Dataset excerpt
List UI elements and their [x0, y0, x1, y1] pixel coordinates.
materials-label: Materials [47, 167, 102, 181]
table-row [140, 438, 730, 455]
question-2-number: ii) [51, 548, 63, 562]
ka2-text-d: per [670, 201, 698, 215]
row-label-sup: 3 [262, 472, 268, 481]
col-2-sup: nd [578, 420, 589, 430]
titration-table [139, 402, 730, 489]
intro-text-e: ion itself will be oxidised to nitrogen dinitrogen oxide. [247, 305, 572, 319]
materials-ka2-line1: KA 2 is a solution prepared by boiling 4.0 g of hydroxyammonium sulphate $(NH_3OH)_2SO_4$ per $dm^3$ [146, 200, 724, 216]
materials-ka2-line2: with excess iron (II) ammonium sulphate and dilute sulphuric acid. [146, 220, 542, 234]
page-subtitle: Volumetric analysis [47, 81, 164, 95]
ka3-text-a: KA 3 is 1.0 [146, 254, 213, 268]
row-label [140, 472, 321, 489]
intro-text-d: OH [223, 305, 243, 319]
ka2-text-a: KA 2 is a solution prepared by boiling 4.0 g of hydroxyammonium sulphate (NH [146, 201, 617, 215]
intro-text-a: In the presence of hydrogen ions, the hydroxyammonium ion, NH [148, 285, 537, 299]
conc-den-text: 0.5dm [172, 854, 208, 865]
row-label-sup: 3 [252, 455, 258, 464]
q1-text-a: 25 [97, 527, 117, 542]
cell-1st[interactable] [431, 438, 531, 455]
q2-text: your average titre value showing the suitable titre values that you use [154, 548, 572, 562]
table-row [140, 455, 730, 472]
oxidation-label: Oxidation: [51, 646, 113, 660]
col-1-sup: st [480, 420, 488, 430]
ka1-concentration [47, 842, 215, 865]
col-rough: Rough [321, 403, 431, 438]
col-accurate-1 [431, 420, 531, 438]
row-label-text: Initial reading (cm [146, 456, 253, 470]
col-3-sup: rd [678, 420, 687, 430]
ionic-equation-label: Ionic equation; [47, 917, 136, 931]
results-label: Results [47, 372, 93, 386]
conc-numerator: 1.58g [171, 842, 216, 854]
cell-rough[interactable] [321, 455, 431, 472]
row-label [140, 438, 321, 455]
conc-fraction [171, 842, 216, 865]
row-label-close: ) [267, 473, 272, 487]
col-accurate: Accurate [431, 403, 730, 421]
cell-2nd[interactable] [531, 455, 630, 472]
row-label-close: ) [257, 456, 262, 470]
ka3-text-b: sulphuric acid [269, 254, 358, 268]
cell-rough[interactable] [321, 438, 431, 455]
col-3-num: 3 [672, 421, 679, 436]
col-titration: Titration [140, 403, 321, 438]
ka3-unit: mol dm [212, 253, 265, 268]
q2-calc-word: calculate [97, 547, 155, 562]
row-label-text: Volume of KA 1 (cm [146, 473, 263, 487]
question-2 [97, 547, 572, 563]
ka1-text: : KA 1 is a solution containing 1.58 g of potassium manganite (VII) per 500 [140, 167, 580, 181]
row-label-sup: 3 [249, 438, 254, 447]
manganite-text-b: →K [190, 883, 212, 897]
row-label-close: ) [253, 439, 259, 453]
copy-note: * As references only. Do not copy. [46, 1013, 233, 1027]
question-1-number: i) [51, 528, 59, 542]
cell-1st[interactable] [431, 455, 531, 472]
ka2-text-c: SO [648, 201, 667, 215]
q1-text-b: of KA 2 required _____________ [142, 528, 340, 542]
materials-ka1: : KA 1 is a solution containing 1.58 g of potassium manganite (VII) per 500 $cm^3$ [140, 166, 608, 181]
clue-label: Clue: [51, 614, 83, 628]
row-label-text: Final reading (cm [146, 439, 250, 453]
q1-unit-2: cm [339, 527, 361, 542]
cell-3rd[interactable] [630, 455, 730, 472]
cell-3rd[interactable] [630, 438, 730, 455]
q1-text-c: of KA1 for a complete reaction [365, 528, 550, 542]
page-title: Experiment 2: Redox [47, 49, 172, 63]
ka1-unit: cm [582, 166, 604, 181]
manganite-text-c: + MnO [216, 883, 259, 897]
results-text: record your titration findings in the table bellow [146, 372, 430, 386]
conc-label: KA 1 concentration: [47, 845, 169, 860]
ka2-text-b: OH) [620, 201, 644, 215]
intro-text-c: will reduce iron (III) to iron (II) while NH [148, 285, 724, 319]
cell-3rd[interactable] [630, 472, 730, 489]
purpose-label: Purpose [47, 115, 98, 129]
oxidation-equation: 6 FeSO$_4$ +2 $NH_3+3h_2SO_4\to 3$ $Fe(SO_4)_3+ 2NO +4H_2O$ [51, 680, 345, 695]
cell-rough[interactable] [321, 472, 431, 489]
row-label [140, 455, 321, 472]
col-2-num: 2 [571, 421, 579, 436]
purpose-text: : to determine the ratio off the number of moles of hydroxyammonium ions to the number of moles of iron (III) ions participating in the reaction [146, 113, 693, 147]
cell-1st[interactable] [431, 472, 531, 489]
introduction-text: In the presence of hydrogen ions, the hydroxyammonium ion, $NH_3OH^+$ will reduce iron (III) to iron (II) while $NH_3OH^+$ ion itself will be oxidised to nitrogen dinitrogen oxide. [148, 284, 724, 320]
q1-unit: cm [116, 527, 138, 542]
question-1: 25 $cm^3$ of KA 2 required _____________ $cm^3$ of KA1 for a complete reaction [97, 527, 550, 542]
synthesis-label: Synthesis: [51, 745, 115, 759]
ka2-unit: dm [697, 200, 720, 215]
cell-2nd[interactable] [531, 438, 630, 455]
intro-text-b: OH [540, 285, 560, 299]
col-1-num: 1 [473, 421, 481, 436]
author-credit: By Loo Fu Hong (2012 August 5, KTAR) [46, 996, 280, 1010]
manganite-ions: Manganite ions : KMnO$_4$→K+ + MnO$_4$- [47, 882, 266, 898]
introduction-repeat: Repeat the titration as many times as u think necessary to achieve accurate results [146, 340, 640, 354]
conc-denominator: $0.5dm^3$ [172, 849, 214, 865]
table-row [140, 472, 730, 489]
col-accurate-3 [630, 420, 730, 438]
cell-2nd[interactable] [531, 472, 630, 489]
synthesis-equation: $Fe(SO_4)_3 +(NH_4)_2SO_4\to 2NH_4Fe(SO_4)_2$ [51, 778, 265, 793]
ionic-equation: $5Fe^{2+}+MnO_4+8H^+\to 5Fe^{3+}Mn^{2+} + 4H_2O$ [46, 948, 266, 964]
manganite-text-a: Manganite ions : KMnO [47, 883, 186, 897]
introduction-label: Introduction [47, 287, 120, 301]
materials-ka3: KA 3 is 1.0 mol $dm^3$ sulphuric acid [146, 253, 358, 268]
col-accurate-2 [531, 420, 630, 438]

Problem: Please transcribe all of the entries above line for line, changing nothing.

Full solution:
List UI elements and their [x0, y0, x1, y1] pixel coordinates.
materials-label: Materials [47, 167, 102, 181]
table-row [140, 438, 730, 455]
question-2-number: ii) [51, 548, 63, 562]
ka2-text-d: per [670, 201, 698, 215]
row-label-sup: 3 [262, 472, 268, 481]
col-2-sup: nd [578, 420, 589, 430]
titration-table [139, 402, 730, 489]
intro-text-e: ion itself will be oxidised to nitrogen dinitrogen oxide. [247, 305, 572, 319]
materials-ka2-line1: KA 2 is a solution prepared by boiling 4.0 g of hydroxyammonium sulphate $(NH_3OH)_2SO_4$ per $dm^3$ [146, 200, 724, 216]
materials-ka2-line2: with excess iron (II) ammonium sulphate and dilute sulphuric acid. [146, 220, 542, 234]
page-subtitle: Volumetric analysis [47, 81, 164, 95]
ka3-text-a: KA 3 is 1.0 [146, 254, 213, 268]
row-label [140, 472, 321, 489]
intro-text-d: OH [223, 305, 243, 319]
ka2-text-a: KA 2 is a solution prepared by boiling 4.0 g of hydroxyammonium sulphate (NH [146, 201, 617, 215]
intro-text-a: In the presence of hydrogen ions, the hydroxyammonium ion, NH [148, 285, 537, 299]
conc-den-text: 0.5dm [172, 854, 208, 865]
row-label-sup: 3 [252, 455, 258, 464]
q1-text-a: 25 [97, 527, 117, 542]
cell-1st[interactable] [431, 438, 531, 455]
q2-text: your average titre value showing the suitable titre values that you use [154, 548, 572, 562]
table-row [140, 455, 730, 472]
oxidation-label: Oxidation: [51, 646, 113, 660]
col-1-sup: st [480, 420, 488, 430]
ka1-concentration [47, 842, 215, 865]
col-rough: Rough [321, 403, 431, 438]
col-accurate-1 [431, 420, 531, 438]
row-label-text: Initial reading (cm [146, 456, 253, 470]
col-3-sup: rd [678, 420, 687, 430]
ionic-equation-label: Ionic equation; [47, 917, 136, 931]
results-label: Results [47, 372, 93, 386]
conc-numerator: 1.58g [171, 842, 216, 854]
cell-rough[interactable] [321, 455, 431, 472]
row-label [140, 438, 321, 455]
conc-fraction [171, 842, 216, 865]
row-label-close: ) [267, 473, 272, 487]
col-accurate: Accurate [431, 403, 730, 421]
cell-2nd[interactable] [531, 455, 630, 472]
row-label-close: ) [257, 456, 262, 470]
ka3-text-b: sulphuric acid [269, 254, 358, 268]
cell-rough[interactable] [321, 438, 431, 455]
col-3-num: 3 [672, 421, 679, 436]
col-titration: Titration [140, 403, 321, 438]
ka3-unit: mol dm [212, 253, 265, 268]
q2-calc-word: calculate [97, 547, 155, 562]
row-label-text: Volume of KA 1 (cm [146, 473, 263, 487]
question-2 [97, 547, 572, 563]
ka1-text: : KA 1 is a solution containing 1.58 g of potassium manganite (VII) per 500 [140, 167, 580, 181]
row-label-sup: 3 [249, 438, 254, 447]
manganite-text-b: →K [190, 883, 212, 897]
row-label-close: ) [253, 439, 259, 453]
copy-note: * As references only. Do not copy. [46, 1013, 233, 1027]
question-1-number: i) [51, 528, 59, 542]
cell-1st[interactable] [431, 455, 531, 472]
ka2-text-c: SO [648, 201, 667, 215]
q1-text-b: of KA 2 required _____________ [142, 528, 340, 542]
materials-ka1: : KA 1 is a solution containing 1.58 g of potassium manganite (VII) per 500 $cm^3$ [140, 166, 608, 181]
clue-label: Clue: [51, 614, 83, 628]
row-label-text: Final reading (cm [146, 439, 250, 453]
q1-unit-2: cm [339, 527, 361, 542]
cell-3rd[interactable] [630, 455, 730, 472]
cell-3rd[interactable] [630, 438, 730, 455]
q1-text-c: of KA1 for a complete reaction [365, 528, 550, 542]
page-title: Experiment 2: Redox [47, 49, 172, 63]
ka1-unit: cm [582, 166, 604, 181]
manganite-text-c: + MnO [216, 883, 259, 897]
results-text: record your titration findings in the table bellow [146, 372, 430, 386]
conc-label: KA 1 concentration: [47, 845, 169, 860]
ka2-text-b: OH) [620, 201, 644, 215]
intro-text-c: will reduce iron (III) to iron (II) while NH [148, 285, 724, 319]
cell-3rd[interactable] [630, 472, 730, 489]
purpose-label: Purpose [47, 115, 98, 129]
oxidation-equation: 6 FeSO$_4$ +2 $NH_3+3h_2SO_4\to 3$ $Fe(SO_4)_3+ 2NO +4H_2O$ [51, 680, 345, 695]
cell-rough[interactable] [321, 472, 431, 489]
row-label [140, 455, 321, 472]
col-2-num: 2 [571, 421, 579, 436]
purpose-text: : to determine the ratio off the number of moles of hydroxyammonium ions to the number of moles of iron (III) ions participating in the reaction [146, 113, 693, 147]
cell-1st[interactable] [431, 472, 531, 489]
introduction-text: In the presence of hydrogen ions, the hydroxyammonium ion, $NH_3OH^+$ will reduce iron (III) to iron (II) while $NH_3OH^+$ ion itself will be oxidised to nitrogen dinitrogen oxide. [148, 284, 724, 320]
q1-unit: cm [116, 527, 138, 542]
question-1: 25 $cm^3$ of KA 2 required _____________ $cm^3$ of KA1 for a complete reaction [97, 527, 550, 542]
synthesis-label: Synthesis: [51, 745, 115, 759]
ka2-unit: dm [697, 200, 720, 215]
cell-2nd[interactable] [531, 438, 630, 455]
intro-text-b: OH [540, 285, 560, 299]
col-1-num: 1 [473, 421, 481, 436]
author-credit: By Loo Fu Hong (2012 August 5, KTAR) [46, 996, 280, 1010]
manganite-ions: Manganite ions : KMnO$_4$→K+ + MnO$_4$- [47, 882, 266, 898]
introduction-repeat: Repeat the titration as many times as u think necessary to achieve accurate results [146, 340, 640, 354]
conc-denominator: $0.5dm^3$ [172, 849, 214, 865]
table-row [140, 472, 730, 489]
col-accurate-3 [630, 420, 730, 438]
cell-2nd[interactable] [531, 472, 630, 489]
synthesis-equation: $Fe(SO_4)_3 +(NH_4)_2SO_4\to 2NH_4Fe(SO_4)_2$ [51, 778, 265, 793]
ionic-equation: $5Fe^{2+}+MnO_4+8H^+\to 5Fe^{3+}Mn^{2+} + 4H_2O$ [46, 948, 266, 964]
manganite-text-a: Manganite ions : KMnO [47, 883, 186, 897]
introduction-label: Introduction [47, 287, 120, 301]
materials-ka3: KA 3 is 1.0 mol $dm^3$ sulphuric acid [146, 253, 358, 268]
col-accurate-2 [531, 420, 630, 438]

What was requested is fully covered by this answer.